Task to carry out:
Collect all lines below with the string "image".

(Dataset records)
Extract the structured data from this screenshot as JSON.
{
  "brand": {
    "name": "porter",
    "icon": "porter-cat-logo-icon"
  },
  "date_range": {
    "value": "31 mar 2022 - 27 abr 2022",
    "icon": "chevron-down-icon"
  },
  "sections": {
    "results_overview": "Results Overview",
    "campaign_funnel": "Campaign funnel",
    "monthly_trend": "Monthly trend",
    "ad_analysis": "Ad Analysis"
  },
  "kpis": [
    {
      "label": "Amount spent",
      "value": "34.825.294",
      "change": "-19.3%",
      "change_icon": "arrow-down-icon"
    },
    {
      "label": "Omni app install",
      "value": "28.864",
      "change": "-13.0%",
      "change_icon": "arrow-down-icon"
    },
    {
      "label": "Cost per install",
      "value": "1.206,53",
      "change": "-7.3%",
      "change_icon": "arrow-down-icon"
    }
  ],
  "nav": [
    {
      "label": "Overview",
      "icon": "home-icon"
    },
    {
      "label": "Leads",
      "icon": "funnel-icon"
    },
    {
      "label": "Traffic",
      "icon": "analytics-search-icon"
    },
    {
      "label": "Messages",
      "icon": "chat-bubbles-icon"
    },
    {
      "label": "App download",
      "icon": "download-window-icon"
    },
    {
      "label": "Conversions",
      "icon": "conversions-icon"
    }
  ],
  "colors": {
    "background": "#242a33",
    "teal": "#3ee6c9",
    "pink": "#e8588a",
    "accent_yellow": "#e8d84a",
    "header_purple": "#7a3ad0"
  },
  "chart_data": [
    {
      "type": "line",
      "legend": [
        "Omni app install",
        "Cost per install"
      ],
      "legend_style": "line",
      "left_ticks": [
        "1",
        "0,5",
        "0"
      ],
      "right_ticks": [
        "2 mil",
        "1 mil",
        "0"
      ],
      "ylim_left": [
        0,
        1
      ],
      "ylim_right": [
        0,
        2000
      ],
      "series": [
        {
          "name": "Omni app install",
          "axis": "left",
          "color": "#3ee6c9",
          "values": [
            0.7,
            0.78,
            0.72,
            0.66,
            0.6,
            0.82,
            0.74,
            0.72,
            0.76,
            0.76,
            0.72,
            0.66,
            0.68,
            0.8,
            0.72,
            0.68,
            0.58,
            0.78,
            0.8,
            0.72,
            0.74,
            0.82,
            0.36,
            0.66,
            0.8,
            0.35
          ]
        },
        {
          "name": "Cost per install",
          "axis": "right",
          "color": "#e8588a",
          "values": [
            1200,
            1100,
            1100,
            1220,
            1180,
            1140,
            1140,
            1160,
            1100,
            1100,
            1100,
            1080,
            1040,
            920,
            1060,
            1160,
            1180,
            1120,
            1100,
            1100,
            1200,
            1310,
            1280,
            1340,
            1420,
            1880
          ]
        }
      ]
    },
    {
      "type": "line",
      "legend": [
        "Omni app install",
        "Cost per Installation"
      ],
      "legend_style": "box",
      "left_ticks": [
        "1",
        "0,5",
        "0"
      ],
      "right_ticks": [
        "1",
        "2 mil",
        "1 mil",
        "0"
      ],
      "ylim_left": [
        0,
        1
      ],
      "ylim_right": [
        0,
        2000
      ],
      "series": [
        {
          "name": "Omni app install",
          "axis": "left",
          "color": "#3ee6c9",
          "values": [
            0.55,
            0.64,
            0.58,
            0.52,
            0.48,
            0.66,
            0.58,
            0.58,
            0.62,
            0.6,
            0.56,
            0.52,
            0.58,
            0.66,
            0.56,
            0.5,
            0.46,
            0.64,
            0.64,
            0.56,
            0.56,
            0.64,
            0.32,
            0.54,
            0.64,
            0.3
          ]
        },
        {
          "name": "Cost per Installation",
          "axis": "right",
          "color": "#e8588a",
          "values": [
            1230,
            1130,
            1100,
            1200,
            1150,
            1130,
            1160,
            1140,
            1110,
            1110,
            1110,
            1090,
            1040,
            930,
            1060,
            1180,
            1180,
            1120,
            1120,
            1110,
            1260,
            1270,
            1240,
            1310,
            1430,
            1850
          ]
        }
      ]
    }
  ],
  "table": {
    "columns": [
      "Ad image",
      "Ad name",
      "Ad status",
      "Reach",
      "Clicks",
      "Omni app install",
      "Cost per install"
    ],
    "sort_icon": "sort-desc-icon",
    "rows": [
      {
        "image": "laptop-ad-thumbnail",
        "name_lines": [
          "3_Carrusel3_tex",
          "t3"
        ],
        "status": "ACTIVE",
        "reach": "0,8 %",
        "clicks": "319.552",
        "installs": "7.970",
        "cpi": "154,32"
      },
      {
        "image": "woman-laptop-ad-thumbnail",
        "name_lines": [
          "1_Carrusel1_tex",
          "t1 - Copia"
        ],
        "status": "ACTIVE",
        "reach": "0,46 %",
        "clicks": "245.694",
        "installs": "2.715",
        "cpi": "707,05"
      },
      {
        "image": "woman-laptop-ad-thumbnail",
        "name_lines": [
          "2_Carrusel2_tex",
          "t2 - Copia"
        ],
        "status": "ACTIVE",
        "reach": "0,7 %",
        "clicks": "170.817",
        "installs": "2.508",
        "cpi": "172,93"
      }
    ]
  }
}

The answer:
      "Ad image",
        "image": "laptop-ad-thumbnail",
        "image": "woman-laptop-ad-thumbnail",
        "image": "woman-laptop-ad-thumbnail",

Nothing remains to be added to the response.